Check each line of the material below for "ylabel", then copy the ones that contain it.

* begin Records supplied *

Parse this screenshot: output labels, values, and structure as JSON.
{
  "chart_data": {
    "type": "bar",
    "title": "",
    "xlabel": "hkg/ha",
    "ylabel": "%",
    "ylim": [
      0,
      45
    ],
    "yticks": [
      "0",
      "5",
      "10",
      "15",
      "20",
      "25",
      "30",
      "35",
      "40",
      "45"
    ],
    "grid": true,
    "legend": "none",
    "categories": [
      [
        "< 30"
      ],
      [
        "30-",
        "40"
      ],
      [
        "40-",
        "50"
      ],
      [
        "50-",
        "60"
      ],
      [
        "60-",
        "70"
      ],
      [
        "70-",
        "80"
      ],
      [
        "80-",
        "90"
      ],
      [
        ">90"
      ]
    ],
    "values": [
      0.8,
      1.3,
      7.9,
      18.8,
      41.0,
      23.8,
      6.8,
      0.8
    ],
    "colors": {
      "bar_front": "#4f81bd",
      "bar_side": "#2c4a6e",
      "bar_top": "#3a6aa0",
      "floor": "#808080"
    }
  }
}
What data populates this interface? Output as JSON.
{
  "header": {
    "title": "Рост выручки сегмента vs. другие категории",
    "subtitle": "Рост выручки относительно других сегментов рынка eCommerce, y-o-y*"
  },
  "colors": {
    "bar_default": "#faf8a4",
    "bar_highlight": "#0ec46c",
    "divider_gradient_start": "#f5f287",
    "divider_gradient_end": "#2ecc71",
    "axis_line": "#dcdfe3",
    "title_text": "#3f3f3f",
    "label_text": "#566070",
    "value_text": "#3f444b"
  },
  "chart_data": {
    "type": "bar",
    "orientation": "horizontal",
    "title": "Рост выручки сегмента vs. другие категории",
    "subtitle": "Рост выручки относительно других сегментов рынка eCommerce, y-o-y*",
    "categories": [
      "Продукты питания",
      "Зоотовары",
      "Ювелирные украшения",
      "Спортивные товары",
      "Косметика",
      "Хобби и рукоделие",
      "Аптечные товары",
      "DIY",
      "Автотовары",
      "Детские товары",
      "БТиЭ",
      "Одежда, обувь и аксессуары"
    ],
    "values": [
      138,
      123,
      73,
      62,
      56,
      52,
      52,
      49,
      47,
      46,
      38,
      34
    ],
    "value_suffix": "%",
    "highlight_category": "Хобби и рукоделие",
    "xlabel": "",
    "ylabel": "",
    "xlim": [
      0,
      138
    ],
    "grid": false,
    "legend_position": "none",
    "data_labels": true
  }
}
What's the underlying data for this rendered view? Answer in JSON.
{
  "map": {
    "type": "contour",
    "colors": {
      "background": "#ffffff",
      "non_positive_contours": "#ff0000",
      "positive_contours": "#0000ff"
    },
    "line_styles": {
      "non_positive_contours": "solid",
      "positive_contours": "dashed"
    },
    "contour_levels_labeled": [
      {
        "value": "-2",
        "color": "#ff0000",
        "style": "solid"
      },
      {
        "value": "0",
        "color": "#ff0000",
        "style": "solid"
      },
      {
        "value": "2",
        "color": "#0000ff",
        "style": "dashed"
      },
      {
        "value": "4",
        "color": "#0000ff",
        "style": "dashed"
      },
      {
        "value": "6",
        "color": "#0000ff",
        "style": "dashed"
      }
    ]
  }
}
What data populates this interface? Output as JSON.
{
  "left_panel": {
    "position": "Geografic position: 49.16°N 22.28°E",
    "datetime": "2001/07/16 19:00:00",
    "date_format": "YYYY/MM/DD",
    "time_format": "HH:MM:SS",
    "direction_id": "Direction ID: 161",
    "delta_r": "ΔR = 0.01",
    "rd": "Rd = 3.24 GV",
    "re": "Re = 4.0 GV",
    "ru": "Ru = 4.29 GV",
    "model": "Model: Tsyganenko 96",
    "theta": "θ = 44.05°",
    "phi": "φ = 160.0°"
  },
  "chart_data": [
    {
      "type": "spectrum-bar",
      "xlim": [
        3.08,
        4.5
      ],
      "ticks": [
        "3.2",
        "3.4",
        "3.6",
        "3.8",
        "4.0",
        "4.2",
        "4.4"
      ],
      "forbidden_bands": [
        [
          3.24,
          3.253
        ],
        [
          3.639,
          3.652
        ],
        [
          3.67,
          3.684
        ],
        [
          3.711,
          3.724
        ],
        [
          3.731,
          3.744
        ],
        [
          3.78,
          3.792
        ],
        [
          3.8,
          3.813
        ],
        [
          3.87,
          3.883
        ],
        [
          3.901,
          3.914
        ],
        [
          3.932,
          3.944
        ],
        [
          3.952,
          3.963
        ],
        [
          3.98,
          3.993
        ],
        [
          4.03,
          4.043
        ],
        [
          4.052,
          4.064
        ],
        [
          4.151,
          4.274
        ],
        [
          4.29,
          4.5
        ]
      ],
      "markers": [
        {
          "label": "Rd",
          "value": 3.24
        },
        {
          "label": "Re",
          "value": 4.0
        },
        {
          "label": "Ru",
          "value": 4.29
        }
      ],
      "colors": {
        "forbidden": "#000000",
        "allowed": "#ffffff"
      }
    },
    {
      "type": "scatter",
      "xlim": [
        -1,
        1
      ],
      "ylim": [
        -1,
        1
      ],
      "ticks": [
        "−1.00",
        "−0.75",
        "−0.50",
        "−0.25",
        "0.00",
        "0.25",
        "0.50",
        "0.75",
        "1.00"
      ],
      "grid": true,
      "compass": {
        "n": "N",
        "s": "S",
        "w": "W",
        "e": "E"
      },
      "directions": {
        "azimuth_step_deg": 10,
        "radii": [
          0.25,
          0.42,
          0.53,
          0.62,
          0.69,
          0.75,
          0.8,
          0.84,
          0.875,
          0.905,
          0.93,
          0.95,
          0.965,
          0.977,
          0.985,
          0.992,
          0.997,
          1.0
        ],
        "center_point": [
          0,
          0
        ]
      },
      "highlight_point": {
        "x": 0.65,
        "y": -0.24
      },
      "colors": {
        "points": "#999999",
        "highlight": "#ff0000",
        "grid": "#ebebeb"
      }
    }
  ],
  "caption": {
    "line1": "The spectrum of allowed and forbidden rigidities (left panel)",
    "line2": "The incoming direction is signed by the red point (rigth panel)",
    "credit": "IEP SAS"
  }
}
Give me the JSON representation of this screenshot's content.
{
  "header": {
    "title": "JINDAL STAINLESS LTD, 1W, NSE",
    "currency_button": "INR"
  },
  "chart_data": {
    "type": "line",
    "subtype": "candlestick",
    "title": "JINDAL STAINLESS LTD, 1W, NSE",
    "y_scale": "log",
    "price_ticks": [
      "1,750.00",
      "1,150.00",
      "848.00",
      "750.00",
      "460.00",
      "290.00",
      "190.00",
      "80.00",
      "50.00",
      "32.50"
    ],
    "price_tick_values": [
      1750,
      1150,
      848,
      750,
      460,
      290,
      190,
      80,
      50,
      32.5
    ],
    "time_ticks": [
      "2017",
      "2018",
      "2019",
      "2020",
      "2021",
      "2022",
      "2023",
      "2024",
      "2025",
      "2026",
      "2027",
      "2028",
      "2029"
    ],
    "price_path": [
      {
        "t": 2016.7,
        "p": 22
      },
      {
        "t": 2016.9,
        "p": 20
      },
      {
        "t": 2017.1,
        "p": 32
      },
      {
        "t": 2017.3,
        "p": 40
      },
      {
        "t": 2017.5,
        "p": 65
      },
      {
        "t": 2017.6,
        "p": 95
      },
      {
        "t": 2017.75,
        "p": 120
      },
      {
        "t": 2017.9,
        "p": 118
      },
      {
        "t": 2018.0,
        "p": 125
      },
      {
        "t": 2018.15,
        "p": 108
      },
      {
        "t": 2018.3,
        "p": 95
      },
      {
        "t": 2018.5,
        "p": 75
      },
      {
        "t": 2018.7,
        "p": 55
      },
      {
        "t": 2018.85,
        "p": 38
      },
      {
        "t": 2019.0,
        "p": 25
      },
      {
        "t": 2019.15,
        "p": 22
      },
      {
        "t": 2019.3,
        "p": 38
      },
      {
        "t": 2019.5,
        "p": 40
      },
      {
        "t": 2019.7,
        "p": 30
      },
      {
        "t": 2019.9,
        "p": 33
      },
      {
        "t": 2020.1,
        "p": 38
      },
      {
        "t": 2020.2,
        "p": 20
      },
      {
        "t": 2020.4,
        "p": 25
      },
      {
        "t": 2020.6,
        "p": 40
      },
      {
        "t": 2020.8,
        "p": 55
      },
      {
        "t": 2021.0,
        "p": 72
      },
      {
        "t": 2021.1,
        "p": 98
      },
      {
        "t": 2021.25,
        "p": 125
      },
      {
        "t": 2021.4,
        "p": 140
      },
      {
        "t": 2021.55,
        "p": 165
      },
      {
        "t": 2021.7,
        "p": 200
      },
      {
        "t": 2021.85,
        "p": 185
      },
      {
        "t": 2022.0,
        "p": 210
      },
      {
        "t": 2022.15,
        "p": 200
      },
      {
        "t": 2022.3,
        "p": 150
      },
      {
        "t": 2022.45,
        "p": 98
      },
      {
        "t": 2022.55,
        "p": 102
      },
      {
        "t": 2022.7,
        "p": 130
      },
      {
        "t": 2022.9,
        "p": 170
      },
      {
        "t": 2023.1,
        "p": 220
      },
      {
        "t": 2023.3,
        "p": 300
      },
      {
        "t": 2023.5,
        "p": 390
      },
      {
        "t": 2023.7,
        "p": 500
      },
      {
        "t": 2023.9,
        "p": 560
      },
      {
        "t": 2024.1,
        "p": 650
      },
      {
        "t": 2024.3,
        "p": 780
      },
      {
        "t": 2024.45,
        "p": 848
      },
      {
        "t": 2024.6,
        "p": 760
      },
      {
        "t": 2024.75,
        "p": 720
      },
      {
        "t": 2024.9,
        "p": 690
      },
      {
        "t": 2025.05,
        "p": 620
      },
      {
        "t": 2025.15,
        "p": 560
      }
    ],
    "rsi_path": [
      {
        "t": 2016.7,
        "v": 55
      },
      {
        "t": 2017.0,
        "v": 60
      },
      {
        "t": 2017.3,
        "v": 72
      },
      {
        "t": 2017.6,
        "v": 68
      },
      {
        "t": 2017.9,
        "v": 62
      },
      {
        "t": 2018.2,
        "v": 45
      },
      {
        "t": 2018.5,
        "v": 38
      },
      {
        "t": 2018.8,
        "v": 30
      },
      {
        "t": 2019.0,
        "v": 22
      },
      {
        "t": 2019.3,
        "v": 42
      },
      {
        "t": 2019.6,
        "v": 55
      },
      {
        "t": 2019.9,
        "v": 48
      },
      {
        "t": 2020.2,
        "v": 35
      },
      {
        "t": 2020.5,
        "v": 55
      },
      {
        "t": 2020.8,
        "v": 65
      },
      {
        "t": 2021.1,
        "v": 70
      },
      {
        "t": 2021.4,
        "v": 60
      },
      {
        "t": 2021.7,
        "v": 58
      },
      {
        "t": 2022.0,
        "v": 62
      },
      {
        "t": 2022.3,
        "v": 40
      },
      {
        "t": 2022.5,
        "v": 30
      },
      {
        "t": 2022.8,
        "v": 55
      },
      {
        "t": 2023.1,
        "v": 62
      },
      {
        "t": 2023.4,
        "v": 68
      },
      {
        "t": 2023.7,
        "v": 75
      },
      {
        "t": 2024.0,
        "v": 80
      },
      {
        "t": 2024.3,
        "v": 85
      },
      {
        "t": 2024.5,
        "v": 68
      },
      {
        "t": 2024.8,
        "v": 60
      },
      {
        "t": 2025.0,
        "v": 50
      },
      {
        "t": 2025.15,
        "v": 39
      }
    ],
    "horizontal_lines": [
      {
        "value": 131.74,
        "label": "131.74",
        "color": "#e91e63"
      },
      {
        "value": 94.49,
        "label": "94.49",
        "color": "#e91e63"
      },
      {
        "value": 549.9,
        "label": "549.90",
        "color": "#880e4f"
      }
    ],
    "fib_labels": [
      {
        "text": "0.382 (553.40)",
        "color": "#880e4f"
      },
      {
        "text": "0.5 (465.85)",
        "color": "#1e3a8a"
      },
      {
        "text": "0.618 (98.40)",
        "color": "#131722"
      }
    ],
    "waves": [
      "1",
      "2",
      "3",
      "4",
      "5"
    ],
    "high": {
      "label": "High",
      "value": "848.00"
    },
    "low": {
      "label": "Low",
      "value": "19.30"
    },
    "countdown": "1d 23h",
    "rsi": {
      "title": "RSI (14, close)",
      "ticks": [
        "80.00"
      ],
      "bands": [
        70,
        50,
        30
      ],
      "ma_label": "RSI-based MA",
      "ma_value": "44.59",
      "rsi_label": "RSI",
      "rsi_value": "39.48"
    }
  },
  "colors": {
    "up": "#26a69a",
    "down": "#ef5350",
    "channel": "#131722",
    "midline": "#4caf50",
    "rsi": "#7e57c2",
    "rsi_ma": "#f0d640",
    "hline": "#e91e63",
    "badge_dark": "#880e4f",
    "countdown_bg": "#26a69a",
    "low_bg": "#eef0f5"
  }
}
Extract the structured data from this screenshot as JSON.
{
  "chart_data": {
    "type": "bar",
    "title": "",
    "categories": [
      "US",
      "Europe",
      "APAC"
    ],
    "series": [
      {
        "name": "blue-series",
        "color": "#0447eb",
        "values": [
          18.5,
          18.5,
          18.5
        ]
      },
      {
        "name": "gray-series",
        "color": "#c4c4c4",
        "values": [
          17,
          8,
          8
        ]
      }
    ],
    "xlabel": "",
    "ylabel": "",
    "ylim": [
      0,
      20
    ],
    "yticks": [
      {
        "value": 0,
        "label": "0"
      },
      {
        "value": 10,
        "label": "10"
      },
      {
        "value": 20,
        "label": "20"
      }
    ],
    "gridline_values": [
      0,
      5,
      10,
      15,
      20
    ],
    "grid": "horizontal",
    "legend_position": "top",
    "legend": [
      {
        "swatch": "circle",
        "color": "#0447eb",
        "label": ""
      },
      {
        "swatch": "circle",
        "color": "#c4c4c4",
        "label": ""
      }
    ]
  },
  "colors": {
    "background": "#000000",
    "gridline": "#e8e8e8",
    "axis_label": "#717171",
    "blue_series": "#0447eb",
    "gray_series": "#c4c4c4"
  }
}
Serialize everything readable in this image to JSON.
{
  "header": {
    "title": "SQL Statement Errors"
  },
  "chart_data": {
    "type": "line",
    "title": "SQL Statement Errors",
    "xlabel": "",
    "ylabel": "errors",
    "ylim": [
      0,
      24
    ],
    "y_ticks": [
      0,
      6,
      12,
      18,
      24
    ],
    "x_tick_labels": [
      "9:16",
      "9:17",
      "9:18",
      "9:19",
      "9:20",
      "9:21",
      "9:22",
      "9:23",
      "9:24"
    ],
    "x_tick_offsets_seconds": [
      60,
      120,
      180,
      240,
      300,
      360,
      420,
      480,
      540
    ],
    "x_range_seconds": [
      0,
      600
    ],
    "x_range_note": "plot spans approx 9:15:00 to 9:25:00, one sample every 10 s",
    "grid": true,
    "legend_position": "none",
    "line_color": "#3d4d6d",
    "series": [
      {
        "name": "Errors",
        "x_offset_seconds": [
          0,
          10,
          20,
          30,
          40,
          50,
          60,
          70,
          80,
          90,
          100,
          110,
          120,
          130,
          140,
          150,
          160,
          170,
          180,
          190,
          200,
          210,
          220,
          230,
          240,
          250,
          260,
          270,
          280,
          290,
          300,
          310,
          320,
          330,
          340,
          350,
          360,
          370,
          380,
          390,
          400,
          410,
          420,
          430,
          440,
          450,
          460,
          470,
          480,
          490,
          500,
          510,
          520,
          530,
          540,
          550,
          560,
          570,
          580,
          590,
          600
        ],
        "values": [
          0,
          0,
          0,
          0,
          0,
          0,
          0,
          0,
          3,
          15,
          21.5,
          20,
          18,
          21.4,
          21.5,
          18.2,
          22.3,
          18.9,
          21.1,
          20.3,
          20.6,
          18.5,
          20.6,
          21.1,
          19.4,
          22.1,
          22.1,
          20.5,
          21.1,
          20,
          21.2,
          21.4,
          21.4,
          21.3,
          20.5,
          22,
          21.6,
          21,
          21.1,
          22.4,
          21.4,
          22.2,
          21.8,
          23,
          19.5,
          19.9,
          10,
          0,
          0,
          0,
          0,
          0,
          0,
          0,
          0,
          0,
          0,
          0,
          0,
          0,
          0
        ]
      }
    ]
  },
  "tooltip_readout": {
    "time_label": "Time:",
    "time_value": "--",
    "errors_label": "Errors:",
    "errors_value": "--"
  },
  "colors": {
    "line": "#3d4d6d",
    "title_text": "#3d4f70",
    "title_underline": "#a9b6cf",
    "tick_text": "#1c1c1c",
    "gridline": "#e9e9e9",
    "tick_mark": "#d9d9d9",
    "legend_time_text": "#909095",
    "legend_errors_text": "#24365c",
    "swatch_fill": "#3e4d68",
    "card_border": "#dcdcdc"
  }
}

* end Records supplied *

→ **Solution to this task**
    "ylabel": "%",
    "ylabel": "",
    "ylabel": "",
    "ylabel": "errors",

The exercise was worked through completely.